- What to work on -
Write out each line beneath this one exactly as it reads.

Collected data
- - - - - - -

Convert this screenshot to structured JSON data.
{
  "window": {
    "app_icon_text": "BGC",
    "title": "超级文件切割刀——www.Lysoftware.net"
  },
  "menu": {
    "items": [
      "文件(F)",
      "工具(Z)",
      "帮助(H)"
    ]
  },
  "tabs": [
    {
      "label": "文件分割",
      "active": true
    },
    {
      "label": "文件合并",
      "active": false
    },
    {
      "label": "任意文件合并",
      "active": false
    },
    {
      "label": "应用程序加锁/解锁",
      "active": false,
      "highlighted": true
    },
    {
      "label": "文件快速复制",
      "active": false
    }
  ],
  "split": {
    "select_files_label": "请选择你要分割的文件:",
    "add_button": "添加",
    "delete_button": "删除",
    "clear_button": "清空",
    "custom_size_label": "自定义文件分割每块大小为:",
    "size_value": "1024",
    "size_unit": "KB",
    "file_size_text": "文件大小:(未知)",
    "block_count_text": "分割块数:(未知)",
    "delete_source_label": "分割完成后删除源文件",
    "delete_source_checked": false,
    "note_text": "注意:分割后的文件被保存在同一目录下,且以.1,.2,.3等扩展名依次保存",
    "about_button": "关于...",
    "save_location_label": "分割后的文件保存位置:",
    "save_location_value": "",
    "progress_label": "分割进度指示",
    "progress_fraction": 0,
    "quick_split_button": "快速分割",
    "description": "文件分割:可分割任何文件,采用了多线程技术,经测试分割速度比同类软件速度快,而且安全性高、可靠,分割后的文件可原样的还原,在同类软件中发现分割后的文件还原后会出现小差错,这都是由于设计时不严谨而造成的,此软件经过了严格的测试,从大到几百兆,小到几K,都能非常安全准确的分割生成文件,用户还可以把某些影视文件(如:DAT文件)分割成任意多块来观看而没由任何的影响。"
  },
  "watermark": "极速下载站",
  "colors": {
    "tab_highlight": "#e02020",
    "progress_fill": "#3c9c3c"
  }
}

- - - - - - -

- Reply to the task -
Convert this screenshot to structured JSON data.
{
  "window": {
    "app_icon_text": "BGC",
    "title": "超级文件切割刀——www.Lysoftware.net"
  },
  "menu": {
    "items": [
      "文件(F)",
      "工具(Z)",
      "帮助(H)"
    ]
  },
  "tabs": [
    {
      "label": "文件分割",
      "active": true
    },
    {
      "label": "文件合并",
      "active": false
    },
    {
      "label": "任意文件合并",
      "active": false
    },
    {
      "label": "应用程序加锁/解锁",
      "active": false,
      "highlighted": true
    },
    {
      "label": "文件快速复制",
      "active": false
    }
  ],
  "split": {
    "select_files_label": "请选择你要分割的文件:",
    "add_button": "添加",
    "delete_button": "删除",
    "clear_button": "清空",
    "custom_size_label": "自定义文件分割每块大小为:",
    "size_value": "1024",
    "size_unit": "KB",
    "file_size_text": "文件大小:(未知)",
    "block_count_text": "分割块数:(未知)",
    "delete_source_label": "分割完成后删除源文件",
    "delete_source_checked": false,
    "note_text": "注意:分割后的文件被保存在同一目录下,且以.1,.2,.3等扩展名依次保存",
    "about_button": "关于...",
    "save_location_label": "分割后的文件保存位置:",
    "save_location_value": "",
    "progress_label": "分割进度指示",
    "progress_fraction": 0,
    "quick_split_button": "快速分割",
    "description": "文件分割:可分割任何文件,采用了多线程技术,经测试分割速度比同类软件速度快,而且安全性高、可靠,分割后的文件可原样的还原,在同类软件中发现分割后的文件还原后会出现小差错,这都是由于设计时不严谨而造成的,此软件经过了严格的测试,从大到几百兆,小到几K,都能非常安全准确的分割生成文件,用户还可以把某些影视文件(如:DAT文件)分割成任意多块来观看而没由任何的影响。"
  },
  "watermark": "极速下载站",
  "colors": {
    "tab_highlight": "#e02020",
    "progress_fill": "#3c9c3c"
  }
}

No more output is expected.